---------- Records shown ----------

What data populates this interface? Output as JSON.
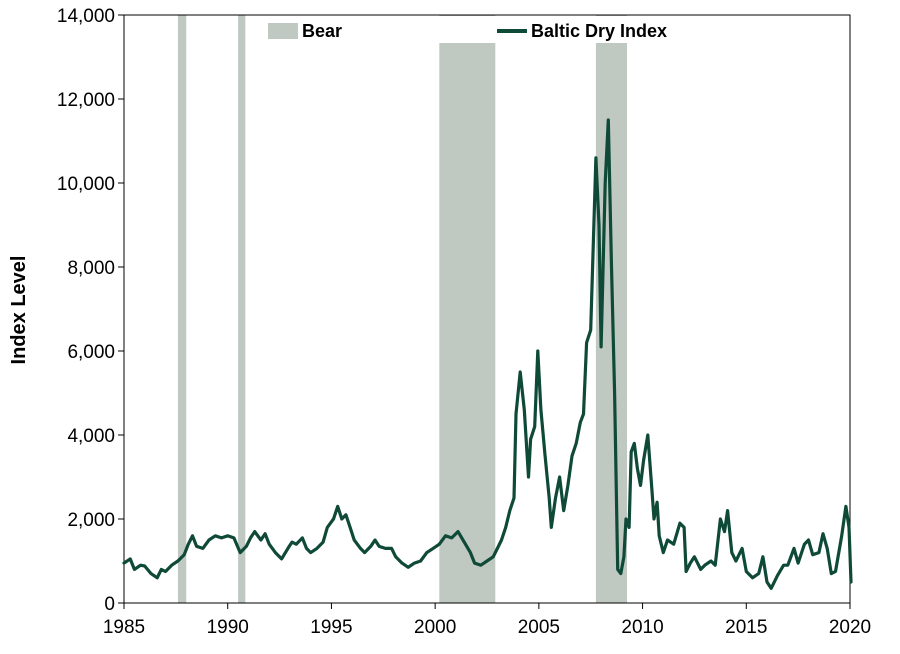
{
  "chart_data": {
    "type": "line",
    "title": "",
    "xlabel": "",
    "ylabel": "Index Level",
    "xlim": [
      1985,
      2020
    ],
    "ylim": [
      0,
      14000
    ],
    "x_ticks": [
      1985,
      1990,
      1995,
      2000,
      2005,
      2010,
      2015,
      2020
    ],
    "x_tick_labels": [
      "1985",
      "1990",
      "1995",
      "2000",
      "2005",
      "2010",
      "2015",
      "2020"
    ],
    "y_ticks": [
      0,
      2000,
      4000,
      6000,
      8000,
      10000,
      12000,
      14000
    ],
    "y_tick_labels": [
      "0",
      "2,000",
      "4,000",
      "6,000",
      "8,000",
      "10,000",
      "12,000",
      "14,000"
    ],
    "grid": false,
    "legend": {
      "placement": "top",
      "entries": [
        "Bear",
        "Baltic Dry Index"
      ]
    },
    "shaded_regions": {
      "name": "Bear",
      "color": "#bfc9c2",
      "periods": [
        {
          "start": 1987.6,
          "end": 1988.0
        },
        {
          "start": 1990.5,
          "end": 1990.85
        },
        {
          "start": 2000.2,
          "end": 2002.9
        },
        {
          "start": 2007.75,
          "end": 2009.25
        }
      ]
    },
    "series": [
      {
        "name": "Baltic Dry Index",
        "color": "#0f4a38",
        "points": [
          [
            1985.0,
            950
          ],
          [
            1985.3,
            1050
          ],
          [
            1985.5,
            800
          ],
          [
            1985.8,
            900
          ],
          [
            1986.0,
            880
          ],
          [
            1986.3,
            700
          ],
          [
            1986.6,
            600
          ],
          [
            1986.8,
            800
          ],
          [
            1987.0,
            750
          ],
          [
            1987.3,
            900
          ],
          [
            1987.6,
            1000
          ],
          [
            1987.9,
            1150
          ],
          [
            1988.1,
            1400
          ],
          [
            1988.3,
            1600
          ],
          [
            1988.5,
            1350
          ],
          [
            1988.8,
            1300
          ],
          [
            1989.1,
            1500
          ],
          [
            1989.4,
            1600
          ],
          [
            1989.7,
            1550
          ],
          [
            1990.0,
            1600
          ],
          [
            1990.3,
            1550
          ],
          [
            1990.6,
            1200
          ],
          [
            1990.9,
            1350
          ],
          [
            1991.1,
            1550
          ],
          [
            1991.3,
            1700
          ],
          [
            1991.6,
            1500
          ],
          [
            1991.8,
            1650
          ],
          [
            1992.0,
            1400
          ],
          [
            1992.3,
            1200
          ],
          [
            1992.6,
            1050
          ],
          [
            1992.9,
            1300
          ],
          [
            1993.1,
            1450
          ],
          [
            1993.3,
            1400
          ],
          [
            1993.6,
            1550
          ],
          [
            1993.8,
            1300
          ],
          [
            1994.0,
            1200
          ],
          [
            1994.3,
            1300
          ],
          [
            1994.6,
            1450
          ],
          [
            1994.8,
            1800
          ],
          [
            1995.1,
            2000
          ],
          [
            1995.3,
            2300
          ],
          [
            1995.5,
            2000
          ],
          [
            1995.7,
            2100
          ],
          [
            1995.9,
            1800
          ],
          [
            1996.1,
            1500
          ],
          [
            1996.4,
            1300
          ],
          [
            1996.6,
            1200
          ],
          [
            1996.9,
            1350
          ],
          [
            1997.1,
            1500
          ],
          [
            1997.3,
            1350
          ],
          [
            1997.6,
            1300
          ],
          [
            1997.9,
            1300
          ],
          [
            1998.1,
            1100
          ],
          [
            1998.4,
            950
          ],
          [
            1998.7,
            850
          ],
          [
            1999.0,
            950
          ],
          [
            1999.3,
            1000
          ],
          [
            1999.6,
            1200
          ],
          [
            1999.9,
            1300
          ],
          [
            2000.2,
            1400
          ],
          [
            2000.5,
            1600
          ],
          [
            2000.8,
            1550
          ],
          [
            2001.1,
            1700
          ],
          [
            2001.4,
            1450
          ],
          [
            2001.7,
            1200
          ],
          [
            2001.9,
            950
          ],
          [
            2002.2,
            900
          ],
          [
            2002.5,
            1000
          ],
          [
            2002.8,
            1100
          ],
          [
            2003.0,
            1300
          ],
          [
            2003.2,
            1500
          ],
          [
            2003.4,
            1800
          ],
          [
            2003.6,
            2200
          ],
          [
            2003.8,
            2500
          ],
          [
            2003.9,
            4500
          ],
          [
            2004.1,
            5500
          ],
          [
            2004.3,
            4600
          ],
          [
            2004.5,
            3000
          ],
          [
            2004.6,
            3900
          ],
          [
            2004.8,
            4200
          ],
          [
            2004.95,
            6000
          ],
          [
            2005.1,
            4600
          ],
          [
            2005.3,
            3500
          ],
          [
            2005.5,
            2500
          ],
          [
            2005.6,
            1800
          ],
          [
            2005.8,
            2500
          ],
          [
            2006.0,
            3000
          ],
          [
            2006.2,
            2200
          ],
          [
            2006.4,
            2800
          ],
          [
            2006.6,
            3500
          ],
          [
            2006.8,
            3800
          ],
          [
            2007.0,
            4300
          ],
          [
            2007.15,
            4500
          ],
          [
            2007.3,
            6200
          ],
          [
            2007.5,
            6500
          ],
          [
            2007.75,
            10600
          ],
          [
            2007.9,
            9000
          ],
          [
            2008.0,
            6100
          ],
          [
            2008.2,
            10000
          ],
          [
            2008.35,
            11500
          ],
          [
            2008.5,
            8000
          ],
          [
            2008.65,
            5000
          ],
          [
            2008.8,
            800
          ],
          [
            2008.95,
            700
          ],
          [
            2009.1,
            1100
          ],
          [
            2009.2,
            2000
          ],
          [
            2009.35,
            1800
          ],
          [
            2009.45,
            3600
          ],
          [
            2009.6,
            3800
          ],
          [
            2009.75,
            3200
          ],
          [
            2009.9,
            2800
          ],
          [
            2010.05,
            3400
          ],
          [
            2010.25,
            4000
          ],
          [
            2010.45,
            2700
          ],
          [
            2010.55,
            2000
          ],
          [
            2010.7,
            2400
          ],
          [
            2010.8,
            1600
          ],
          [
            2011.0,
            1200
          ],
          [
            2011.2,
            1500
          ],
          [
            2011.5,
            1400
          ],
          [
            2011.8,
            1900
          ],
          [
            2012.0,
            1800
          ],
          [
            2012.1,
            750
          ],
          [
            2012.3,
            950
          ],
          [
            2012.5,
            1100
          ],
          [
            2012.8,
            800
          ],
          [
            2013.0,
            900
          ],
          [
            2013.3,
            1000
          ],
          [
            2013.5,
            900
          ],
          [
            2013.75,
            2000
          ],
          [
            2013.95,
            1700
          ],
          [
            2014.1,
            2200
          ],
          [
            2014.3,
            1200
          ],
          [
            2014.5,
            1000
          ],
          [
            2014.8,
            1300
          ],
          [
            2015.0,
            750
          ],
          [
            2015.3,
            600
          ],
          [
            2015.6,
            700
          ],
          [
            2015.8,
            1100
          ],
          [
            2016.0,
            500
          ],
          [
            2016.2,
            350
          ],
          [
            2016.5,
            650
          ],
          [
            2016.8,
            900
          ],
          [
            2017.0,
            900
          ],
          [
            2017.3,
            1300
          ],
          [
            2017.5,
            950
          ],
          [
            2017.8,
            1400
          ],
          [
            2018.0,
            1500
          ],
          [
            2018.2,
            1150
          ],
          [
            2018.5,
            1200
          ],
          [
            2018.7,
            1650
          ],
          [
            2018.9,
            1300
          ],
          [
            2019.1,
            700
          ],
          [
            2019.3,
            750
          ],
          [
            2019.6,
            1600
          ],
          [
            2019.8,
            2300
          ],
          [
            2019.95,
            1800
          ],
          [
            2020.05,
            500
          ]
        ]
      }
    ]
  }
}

----------

Given request: Look through the entries above and report each line where the string "Baltic" occurs.

Response below:
        "Baltic Dry Index"
        "name": "Baltic Dry Index",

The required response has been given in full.